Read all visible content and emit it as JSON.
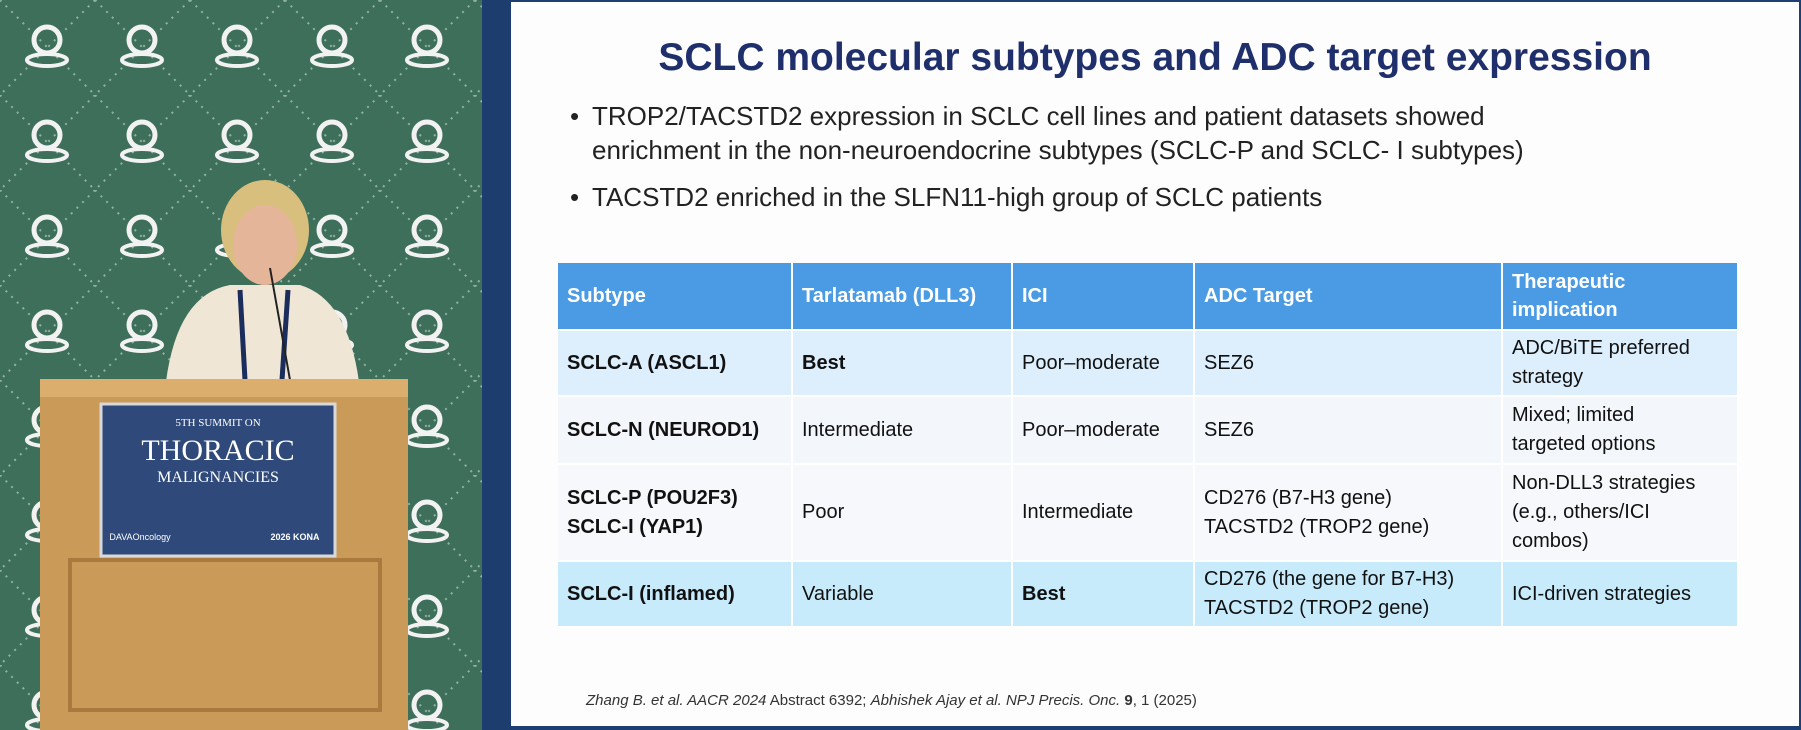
{
  "header": {
    "title": "SCLC molecular subtypes and ADC target expression"
  },
  "bullets": [
    [
      "TROP2/TACSTD2 expression in SCLC cell lines and patient datasets showed",
      "enrichment in the non-neuroendocrine subtypes (SCLC-P and SCLC- I subtypes)"
    ],
    [
      "TACSTD2 enriched in the SLFN11-high group of SCLC patients"
    ]
  ],
  "table": {
    "columns": [
      [
        "Subtype"
      ],
      [
        "Tarlatamab (DLL3)"
      ],
      [
        "ICI"
      ],
      [
        "ADC Target"
      ],
      [
        "Therapeutic",
        "implication"
      ]
    ],
    "rows": [
      [
        [
          "SCLC-A (ASCL1)"
        ],
        [
          "Best"
        ],
        [
          "Poor–moderate"
        ],
        [
          "SEZ6"
        ],
        [
          "ADC/BiTE preferred",
          "strategy"
        ]
      ],
      [
        [
          "SCLC-N (NEUROD1)"
        ],
        [
          "Intermediate"
        ],
        [
          "Poor–moderate"
        ],
        [
          "SEZ6"
        ],
        [
          "Mixed; limited",
          "targeted options"
        ]
      ],
      [
        [
          "SCLC-P (POU2F3)",
          "SCLC-I (YAP1)"
        ],
        [
          "Poor"
        ],
        [
          "Intermediate"
        ],
        [
          "CD276 (B7-H3 gene)",
          "TACSTD2 (TROP2 gene)"
        ],
        [
          "Non-DLL3 strategies",
          "(e.g., others/ICI",
          "combos)"
        ]
      ],
      [
        [
          "SCLC-I (inflamed)"
        ],
        [
          "Variable"
        ],
        [
          "Best"
        ],
        [
          "CD276 (the gene for B7-H3)",
          "TACSTD2 (TROP2 gene)"
        ],
        [
          "ICI-driven strategies"
        ]
      ]
    ]
  },
  "citation": [
    "Zhang B. et al. AACR 2024",
    " Abstract 6392; ",
    "Abhishek Ajay et al. NPJ Precis. Onc.",
    " 9",
    ", 1 (2025)"
  ],
  "scene": {
    "sign": [
      "5TH SUMMIT ON",
      "THORACIC",
      "MALIGNANCIES",
      "DAVAOncology",
      "2026 KONA"
    ]
  }
}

*INSTRUCTIONS TO FOLLOW*.
Each entry above should be printed exactly, and any picture in it left out.

*COMPLETED EXERCISE*.
Read all visible content and emit it as JSON.
{
  "header": {
    "title": "SCLC molecular subtypes and ADC target expression"
  },
  "bullets": [
    [
      "TROP2/TACSTD2 expression in SCLC cell lines and patient datasets showed",
      "enrichment in the non-neuroendocrine subtypes (SCLC-P and SCLC- I subtypes)"
    ],
    [
      "TACSTD2 enriched in the SLFN11-high group of SCLC patients"
    ]
  ],
  "table": {
    "columns": [
      [
        "Subtype"
      ],
      [
        "Tarlatamab (DLL3)"
      ],
      [
        "ICI"
      ],
      [
        "ADC Target"
      ],
      [
        "Therapeutic",
        "implication"
      ]
    ],
    "rows": [
      [
        [
          "SCLC-A (ASCL1)"
        ],
        [
          "Best"
        ],
        [
          "Poor–moderate"
        ],
        [
          "SEZ6"
        ],
        [
          "ADC/BiTE preferred",
          "strategy"
        ]
      ],
      [
        [
          "SCLC-N (NEUROD1)"
        ],
        [
          "Intermediate"
        ],
        [
          "Poor–moderate"
        ],
        [
          "SEZ6"
        ],
        [
          "Mixed; limited",
          "targeted options"
        ]
      ],
      [
        [
          "SCLC-P (POU2F3)",
          "SCLC-I (YAP1)"
        ],
        [
          "Poor"
        ],
        [
          "Intermediate"
        ],
        [
          "CD276 (B7-H3 gene)",
          "TACSTD2 (TROP2 gene)"
        ],
        [
          "Non-DLL3 strategies",
          "(e.g., others/ICI",
          "combos)"
        ]
      ],
      [
        [
          "SCLC-I (inflamed)"
        ],
        [
          "Variable"
        ],
        [
          "Best"
        ],
        [
          "CD276 (the gene for B7-H3)",
          "TACSTD2 (TROP2 gene)"
        ],
        [
          "ICI-driven strategies"
        ]
      ]
    ]
  },
  "citation": [
    "Zhang B. et al. AACR 2024",
    " Abstract 6392; ",
    "Abhishek Ajay et al. NPJ Precis. Onc.",
    " 9",
    ", 1 (2025)"
  ],
  "scene": {
    "sign": [
      "5TH SUMMIT ON",
      "THORACIC",
      "MALIGNANCIES",
      "DAVAOncology",
      "2026 KONA"
    ]
  }
}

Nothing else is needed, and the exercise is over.